▶ _Job_:
Your task is to extract every line from the material below exactly.

▶ _Supplied material_:
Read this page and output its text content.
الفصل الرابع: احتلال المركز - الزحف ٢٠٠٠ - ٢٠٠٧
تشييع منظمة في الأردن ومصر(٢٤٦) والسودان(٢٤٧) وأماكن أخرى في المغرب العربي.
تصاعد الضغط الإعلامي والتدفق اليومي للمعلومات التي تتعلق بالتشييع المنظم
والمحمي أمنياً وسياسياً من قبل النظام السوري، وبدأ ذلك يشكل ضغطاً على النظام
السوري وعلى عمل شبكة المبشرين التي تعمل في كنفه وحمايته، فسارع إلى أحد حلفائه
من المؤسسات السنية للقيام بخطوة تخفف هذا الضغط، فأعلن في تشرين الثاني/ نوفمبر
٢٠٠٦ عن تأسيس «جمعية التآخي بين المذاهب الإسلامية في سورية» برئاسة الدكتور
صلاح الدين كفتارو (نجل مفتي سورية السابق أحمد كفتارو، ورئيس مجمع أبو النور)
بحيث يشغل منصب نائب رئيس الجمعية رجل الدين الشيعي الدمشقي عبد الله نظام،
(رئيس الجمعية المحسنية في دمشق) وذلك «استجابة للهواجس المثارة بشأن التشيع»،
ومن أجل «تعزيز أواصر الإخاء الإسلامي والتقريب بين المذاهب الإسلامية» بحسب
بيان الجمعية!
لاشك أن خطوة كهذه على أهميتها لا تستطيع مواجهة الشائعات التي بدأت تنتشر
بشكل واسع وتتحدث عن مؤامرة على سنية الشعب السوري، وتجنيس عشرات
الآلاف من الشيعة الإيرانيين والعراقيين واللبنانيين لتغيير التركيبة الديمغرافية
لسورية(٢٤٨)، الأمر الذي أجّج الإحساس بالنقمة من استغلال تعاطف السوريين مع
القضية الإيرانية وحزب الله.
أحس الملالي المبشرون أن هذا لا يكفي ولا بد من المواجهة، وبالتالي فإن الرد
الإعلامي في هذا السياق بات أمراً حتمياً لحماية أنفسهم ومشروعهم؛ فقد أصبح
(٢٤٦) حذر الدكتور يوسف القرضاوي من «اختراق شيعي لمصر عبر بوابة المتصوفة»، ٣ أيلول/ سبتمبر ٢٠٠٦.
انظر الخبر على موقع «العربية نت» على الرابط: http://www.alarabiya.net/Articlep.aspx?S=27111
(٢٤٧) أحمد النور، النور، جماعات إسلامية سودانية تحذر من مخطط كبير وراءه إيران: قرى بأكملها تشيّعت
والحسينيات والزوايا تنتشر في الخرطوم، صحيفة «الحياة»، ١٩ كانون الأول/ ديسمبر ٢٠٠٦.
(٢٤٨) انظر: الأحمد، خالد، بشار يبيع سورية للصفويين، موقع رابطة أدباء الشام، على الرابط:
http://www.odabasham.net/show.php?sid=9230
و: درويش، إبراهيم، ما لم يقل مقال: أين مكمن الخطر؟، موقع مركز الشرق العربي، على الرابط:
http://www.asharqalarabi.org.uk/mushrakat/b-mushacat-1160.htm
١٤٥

▶ _Task result_:
Read this page and output its text content.
الفصل الرابع: احتلال المركز - الزحف ٢٠٠٠ - ٢٠٠٧
تشييع منظمة في الأردن ومصر(٢٤٦) والسودان(٢٤٧) وأماكن أخرى في المغرب العربي.
تصاعد الضغط الإعلامي والتدفق اليومي للمعلومات التي تتعلق بالتشييع المنظم
والمحمي أمنياً وسياسياً من قبل النظام السوري، وبدأ ذلك يشكل ضغطاً على النظام
السوري وعلى عمل شبكة المبشرين التي تعمل في كنفه وحمايته، فسارع إلى أحد حلفائه
من المؤسسات السنية للقيام بخطوة تخفف هذا الضغط، فأعلن في تشرين الثاني/ نوفمبر
٢٠٠٦ عن تأسيس «جمعية التآخي بين المذاهب الإسلامية في سورية» برئاسة الدكتور
صلاح الدين كفتارو (نجل مفتي سورية السابق أحمد كفتارو، ورئيس مجمع أبو النور)
بحيث يشغل منصب نائب رئيس الجمعية رجل الدين الشيعي الدمشقي عبد الله نظام،
(رئيس الجمعية المحسنية في دمشق) وذلك «استجابة للهواجس المثارة بشأن التشيع»،
ومن أجل «تعزيز أواصر الإخاء الإسلامي والتقريب بين المذاهب الإسلامية» بحسب
بيان الجمعية!
لاشك أن خطوة كهذه على أهميتها لا تستطيع مواجهة الشائعات التي بدأت تنتشر
بشكل واسع وتتحدث عن مؤامرة على سنية الشعب السوري، وتجنيس عشرات
الآلاف من الشيعة الإيرانيين والعراقيين واللبنانيين لتغيير التركيبة الديمغرافية
لسورية(٢٤٨)، الأمر الذي أجّج الإحساس بالنقمة من استغلال تعاطف السوريين مع
القضية الإيرانية وحزب الله.
أحس الملالي المبشرون أن هذا لا يكفي ولا بد من المواجهة، وبالتالي فإن الرد
الإعلامي في هذا السياق بات أمراً حتمياً لحماية أنفسهم ومشروعهم؛ فقد أصبح
(٢٤٦) حذر الدكتور يوسف القرضاوي من «اختراق شيعي لمصر عبر بوابة المتصوفة»، ٣ أيلول/ سبتمبر ٢٠٠٦.
انظر الخبر على موقع «العربية نت» على الرابط: http://www.alarabiya.net/Articlep.aspx?S=27111
(٢٤٧) أحمد النور، النور، جماعات إسلامية سودانية تحذر من مخطط كبير وراءه إيران: قرى بأكملها تشيّعت
والحسينيات والزوايا تنتشر في الخرطوم، صحيفة «الحياة»، ١٩ كانون الأول/ ديسمبر ٢٠٠٦.
(٢٤٨) انظر: الأحمد، خالد، بشار يبيع سورية للصفويين، موقع رابطة أدباء الشام، على الرابط:
http://www.odabasham.net/show.php?sid=9230
و: درويش، إبراهيم، ما لم يقل مقال: أين مكمن الخطر؟، موقع مركز الشرق العربي، على الرابط:
http://www.asharqalarabi.org.uk/mushrakat/b-mushacat-1160.htm
١٤٥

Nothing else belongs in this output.